PROBLEMAS A RESOLVER >>
a) Duplique, sem alterações, o trecho da entrevista sobre marcas e algoritmos compreendido entre "Hoje, muitas marcas" e "não conseguem medir?", inclusive.
b) Retome a entrevista sobre estratégia de marca e intuição cultural, prosseguindo a partir da última frase apresentada.

TEXTO FORNECIDO >>
============

Hoje, muitas marcas baseiam suas estratégias em dados e métricas de performance gerados por algoritmos. Qual é o risco de uma cultura guiada apenas por otimização? E qual é o valor de uma estratégia que também considera a intuição e os sinais culturais que os dados ainda não conseguem medir?
Costumo dizer que a gente acredita nos algoritmos, mas não os respeita (risos). Hoje, temos ferramentas incríveis para medir audiência, interesse, retenção e tudo mais — e elas são super úteis, claro. Mas não dá para ser refém disso. Senão a marca vira uma máquina de agradar algoritmo e esquece de criar significado. Há muita coisa que os dados nem sempre captam, como nuance, contexto, sensibilidade. Às vezes, um conteúdo não vai bombar, não vai viralizar, mas vai ajudar sua marca a ser mais bem percebida, a ocupar um novo lugar no imaginário das pessoas. A intuição e a leitura cultural — esse radar mais subjetivo — são o que ajudam a enxergar o que vem antes dos números. Elas permitem que uma marca se posicione com mais coragem, mais consistência, e crie valor no longo prazo, não só no post de amanhã.

Qual foi a última vez que uma manifestação cultural — uma música, uma exposição, uma conversa na rua — te deu um clique e se transformou em um insight poderoso?
Sabe que, durante muito tempo, a gente ficava quebrando a cabeça tentando achar o insight perfeito, a pauta poderosa, o assunto do momento. E o que entendi é que não precisa pensar tanto assim. Claro, um livro, uma palestra, uma exposição, um show, uma viagem, uma volta na rua… tudo isso ajuda a refrescar a memória e renovar as referências. Mas o mais importante é estar atento aos sentimentos — os seus e os de quem está ao seu redor — e à pulsação do planeta. Sem parecer místico, é sobre perceber o que está movimentando as pessoas, o que está nutrindo as conversas, o pensamento coletivo. No fim, as dores, os medos, os desafios são meio que os mesmos para qualquer ser humano. Claro, estou falando a partir de um lugar de privilégio — de quem já tem o básico garantido. Não estou falando de medo de não ter o que comer ou onde morar, mas dessas angústias mais sutis que atravessam o cotidiano. Dito isso, o clique, na maioria das vezes, vem da rotina. Basta olhar com atenção para o que está pegando dentro da nossa própria equipe. Está todo mundo falando de saúde mental? Vamos fazer um post sobre isso. Alguém está com dificuldade para aprofundar relações? Virou tema também. O insight não costuma vir do extraordinário — vem do que é real, cotidiano e compartilhado. Você só precisa estar presente o suficiente para perceber.

============

TRECHOS DE DADOS >>
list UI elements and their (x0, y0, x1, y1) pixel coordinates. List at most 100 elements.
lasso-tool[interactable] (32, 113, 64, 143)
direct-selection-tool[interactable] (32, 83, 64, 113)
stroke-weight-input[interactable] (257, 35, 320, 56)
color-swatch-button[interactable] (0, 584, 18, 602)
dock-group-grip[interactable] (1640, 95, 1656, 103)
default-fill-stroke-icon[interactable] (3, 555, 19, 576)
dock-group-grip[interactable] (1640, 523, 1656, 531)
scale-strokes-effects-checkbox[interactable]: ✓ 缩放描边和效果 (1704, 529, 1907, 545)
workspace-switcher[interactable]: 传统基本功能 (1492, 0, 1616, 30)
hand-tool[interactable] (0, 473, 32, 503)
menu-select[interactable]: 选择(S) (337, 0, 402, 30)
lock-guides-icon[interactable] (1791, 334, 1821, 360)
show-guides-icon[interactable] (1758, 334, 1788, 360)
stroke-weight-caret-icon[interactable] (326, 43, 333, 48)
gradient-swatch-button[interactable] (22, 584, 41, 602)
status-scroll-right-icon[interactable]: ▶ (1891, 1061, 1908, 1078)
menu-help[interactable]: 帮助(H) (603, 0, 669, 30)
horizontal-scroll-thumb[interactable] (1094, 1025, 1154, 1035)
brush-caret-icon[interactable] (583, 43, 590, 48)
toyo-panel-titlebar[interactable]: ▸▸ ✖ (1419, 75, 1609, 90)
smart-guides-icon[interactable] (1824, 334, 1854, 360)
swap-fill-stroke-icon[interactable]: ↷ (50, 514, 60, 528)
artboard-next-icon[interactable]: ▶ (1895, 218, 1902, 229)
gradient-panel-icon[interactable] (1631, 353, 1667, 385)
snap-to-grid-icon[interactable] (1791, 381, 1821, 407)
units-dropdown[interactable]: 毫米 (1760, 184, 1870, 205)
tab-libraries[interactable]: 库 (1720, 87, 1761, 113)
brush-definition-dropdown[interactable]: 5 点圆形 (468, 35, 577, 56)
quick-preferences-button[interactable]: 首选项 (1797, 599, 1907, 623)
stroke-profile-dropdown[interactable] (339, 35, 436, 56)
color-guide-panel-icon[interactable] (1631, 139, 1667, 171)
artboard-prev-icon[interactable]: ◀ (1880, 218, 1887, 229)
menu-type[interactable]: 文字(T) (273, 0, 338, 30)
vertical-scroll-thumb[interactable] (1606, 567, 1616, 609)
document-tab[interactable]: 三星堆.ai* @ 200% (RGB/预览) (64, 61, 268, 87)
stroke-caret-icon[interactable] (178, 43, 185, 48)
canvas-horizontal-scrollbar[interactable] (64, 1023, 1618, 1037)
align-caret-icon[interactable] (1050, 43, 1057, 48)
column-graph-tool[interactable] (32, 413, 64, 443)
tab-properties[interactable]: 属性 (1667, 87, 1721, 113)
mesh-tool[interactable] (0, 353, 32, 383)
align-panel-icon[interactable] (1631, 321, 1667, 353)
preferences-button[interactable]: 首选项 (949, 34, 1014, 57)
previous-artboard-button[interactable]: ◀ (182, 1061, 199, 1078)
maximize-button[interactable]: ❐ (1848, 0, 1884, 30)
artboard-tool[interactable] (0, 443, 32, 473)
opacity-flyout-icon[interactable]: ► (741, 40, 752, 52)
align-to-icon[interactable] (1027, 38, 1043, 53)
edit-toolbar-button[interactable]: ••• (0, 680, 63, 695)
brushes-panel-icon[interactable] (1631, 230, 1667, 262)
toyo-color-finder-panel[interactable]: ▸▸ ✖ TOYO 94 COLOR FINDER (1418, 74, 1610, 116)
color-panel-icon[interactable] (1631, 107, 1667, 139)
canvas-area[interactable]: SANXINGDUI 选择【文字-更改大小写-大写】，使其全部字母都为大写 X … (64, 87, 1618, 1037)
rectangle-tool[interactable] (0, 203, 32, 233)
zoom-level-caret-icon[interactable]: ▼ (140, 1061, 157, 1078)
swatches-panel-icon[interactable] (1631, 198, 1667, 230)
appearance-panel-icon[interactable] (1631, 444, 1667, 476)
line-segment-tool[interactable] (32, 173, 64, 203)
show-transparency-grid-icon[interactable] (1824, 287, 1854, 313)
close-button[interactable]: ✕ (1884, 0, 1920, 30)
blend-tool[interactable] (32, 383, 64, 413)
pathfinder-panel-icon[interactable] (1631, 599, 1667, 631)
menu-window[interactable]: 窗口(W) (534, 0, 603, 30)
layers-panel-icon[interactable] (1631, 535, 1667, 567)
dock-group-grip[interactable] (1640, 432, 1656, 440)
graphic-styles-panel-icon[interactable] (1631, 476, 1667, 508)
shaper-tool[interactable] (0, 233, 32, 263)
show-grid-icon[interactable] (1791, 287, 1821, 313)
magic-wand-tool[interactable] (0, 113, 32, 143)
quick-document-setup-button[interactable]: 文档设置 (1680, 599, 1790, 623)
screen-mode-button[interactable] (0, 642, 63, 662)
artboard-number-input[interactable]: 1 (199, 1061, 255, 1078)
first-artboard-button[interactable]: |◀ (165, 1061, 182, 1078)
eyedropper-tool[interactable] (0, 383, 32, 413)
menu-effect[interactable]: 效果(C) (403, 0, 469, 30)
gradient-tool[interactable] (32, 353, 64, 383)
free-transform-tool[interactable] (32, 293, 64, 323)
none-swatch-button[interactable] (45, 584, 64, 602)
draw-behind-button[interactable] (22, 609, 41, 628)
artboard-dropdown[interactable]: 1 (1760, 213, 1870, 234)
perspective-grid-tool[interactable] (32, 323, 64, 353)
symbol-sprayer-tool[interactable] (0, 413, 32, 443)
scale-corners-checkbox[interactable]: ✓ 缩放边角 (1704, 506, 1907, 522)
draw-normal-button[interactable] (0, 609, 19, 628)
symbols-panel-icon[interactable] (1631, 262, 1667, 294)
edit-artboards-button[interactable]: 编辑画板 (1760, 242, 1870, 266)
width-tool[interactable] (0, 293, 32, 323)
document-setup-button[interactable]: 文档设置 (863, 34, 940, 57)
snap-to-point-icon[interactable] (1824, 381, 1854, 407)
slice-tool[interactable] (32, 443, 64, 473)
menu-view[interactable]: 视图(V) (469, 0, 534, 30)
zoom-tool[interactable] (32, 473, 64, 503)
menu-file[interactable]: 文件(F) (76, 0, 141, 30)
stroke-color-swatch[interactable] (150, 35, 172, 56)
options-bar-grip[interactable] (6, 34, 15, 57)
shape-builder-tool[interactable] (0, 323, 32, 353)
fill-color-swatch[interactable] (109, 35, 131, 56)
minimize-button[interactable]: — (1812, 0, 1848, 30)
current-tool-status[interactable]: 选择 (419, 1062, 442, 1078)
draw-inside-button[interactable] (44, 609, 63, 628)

============

RESPOSTAS POR TAREFA >>
a)
Hoje, muitas marcas baseiam suas estratégias em dados e métricas de performance gerados por algoritmos. Qual é o risco de uma cultura guiada apenas por otimização? E qual é o valor de uma estratégia que também considera a intuição e os sinais culturais que os dados ainda não conseguem medir?

b)
Quando você ajuda uma marca a se transformar, qual é a mudança mais significativa que você espera causar? É sobre o negócio e os resultados, ou sobre a capacidade daquela marca de ter uma voz mais autêntica e um papel mais positivo na cultura?
Cara, o que realmente me motiva é fazer as marcas perceberem que elas são muito mais do que os produtos que vendem. Que a relevância cultural e social que elas têm pode causar um impacto mais profundo, positivo e duradouro na vida das pessoas. Eu defendo a ideia de que uma marca não precisa, necessariamente, ter um propósito nobre, tipo salvar o planeta ou acabar com a pobreza global. Pode ser mais simples que isso. Pode ser fazer alguém se sentir melhor, deixar o dia mais leve. E quando uma marca entende que pode ser essa parceira, que pode entregar conteúdo útil, histórias que conectam, informação que melhore de fato a vida de alguém — isso, para mim, é o que realmente vale. No fim, impacto cultural e relevância de marca andam juntos. Nem toda marca entende que o poder dela não está no chinelo, no protetor solar, no carro ou no óculos que vende. Está na força que tem — inclusive financeira — para comunicar algo que transforme, de verdade, a vida de alguém.